Count the lines in the data below that contain the string "commenter". Reply with the number only.

▶ RECORD EXCERPTS:
▼▼▼
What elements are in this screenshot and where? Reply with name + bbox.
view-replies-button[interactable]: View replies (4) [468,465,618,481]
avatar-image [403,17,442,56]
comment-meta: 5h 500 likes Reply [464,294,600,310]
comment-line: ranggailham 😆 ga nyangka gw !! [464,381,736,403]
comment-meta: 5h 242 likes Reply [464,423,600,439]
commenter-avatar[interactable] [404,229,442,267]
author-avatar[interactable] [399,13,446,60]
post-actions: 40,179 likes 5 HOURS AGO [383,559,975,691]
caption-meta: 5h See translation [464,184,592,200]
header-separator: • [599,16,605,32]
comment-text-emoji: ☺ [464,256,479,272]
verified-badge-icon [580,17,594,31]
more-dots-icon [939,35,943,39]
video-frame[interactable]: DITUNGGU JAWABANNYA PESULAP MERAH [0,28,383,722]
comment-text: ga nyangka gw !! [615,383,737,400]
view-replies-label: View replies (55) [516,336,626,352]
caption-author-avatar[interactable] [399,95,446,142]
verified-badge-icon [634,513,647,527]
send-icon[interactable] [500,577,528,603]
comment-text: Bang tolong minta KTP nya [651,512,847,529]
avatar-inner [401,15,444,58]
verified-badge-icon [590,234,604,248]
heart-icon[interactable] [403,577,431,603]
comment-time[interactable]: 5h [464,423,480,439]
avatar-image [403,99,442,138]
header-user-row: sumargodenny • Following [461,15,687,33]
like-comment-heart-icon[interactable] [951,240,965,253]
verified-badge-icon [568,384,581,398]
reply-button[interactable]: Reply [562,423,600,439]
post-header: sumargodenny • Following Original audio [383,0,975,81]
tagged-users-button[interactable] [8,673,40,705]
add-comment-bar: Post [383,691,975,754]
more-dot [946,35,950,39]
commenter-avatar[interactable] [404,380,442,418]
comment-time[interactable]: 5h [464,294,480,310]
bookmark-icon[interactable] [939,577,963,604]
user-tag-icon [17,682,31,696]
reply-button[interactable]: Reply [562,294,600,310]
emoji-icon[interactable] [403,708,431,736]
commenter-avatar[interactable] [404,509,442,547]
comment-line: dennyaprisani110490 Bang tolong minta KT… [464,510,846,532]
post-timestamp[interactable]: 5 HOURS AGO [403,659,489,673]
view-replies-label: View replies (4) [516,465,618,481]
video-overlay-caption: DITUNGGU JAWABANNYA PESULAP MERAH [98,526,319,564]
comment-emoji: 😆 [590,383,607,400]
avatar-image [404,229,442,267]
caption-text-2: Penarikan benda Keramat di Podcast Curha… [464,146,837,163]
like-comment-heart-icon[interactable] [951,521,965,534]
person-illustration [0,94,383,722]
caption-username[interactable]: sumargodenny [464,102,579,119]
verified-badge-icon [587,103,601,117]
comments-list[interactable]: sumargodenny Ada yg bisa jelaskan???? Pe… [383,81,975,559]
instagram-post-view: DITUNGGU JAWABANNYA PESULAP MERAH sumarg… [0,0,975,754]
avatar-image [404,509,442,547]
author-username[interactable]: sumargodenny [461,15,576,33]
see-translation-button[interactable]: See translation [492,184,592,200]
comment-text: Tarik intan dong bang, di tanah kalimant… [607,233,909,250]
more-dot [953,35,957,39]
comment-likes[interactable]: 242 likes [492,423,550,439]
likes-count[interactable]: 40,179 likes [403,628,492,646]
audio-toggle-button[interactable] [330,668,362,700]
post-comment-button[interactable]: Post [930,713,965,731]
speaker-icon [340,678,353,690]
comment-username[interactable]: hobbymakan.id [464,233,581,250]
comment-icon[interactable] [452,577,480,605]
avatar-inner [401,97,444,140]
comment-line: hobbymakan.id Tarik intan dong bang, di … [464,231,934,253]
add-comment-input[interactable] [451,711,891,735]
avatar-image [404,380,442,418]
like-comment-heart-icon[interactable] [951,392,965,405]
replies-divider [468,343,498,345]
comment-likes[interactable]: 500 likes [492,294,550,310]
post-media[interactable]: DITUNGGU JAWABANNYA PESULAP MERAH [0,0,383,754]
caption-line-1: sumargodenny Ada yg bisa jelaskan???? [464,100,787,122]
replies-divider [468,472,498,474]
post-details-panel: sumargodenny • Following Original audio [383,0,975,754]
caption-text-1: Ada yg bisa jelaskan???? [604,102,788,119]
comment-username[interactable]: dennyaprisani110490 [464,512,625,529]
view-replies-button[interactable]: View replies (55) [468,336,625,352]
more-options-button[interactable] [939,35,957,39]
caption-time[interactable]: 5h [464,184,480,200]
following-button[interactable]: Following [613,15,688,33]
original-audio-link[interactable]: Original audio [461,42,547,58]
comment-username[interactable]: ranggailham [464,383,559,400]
▲▲▲
▶ SOLUTION FOR THIS PROBLEM:
3